Job.
Locate the line containing "Enumerate this screenshot's", then please write out that line and all the lines below it in the entries exactly.

Dataset records.
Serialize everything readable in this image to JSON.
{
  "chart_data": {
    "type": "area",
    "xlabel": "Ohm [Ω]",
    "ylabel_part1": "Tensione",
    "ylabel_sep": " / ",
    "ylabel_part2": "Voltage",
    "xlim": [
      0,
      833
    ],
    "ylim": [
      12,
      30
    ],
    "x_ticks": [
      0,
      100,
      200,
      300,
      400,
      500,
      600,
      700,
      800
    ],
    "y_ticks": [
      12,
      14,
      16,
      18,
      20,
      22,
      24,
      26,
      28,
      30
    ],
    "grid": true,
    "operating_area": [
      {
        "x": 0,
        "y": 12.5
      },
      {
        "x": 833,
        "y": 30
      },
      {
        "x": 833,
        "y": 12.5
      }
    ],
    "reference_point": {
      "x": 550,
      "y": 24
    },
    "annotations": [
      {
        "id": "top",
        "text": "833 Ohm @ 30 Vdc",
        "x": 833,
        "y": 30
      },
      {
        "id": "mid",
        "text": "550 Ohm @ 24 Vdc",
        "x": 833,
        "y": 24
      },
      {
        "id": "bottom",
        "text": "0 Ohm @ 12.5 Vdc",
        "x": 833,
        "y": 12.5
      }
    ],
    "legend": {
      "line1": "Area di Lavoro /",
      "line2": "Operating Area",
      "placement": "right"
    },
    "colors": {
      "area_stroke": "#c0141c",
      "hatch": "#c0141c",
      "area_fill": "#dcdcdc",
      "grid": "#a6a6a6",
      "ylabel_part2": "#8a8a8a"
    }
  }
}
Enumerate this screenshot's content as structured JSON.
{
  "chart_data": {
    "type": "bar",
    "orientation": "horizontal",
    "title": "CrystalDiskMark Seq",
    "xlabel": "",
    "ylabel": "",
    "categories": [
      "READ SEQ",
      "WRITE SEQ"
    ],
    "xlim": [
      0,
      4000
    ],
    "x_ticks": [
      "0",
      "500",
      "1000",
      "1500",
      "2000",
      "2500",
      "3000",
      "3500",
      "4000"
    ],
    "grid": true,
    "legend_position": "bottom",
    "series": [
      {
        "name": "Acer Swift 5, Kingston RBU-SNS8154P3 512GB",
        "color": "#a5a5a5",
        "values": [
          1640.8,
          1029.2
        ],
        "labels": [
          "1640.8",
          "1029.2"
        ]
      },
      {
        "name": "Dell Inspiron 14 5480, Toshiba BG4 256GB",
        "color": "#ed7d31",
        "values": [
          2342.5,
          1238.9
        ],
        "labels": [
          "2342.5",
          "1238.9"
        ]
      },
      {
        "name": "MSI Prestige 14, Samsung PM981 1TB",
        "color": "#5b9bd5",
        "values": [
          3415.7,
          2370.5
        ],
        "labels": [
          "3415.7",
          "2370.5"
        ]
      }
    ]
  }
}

Answer to the task.
Enumerate this screenshot's content as structured JSON.
{
  "chart_data": {
    "type": "bar",
    "orientation": "horizontal",
    "title": "CrystalDiskMark Seq",
    "xlabel": "",
    "ylabel": "",
    "categories": [
      "READ SEQ",
      "WRITE SEQ"
    ],
    "xlim": [
      0,
      4000
    ],
    "x_ticks": [
      "0",
      "500",
      "1000",
      "1500",
      "2000",
      "2500",
      "3000",
      "3500",
      "4000"
    ],
    "grid": true,
    "legend_position": "bottom",
    "series": [
      {
        "name": "Acer Swift 5, Kingston RBU-SNS8154P3 512GB",
        "color": "#a5a5a5",
        "values": [
          1640.8,
          1029.2
        ],
        "labels": [
          "1640.8",
          "1029.2"
        ]
      },
      {
        "name": "Dell Inspiron 14 5480, Toshiba BG4 256GB",
        "color": "#ed7d31",
        "values": [
          2342.5,
          1238.9
        ],
        "labels": [
          "2342.5",
          "1238.9"
        ]
      },
      {
        "name": "MSI Prestige 14, Samsung PM981 1TB",
        "color": "#5b9bd5",
        "values": [
          3415.7,
          2370.5
        ],
        "labels": [
          "3415.7",
          "2370.5"
        ]
      }
    ]
  }
}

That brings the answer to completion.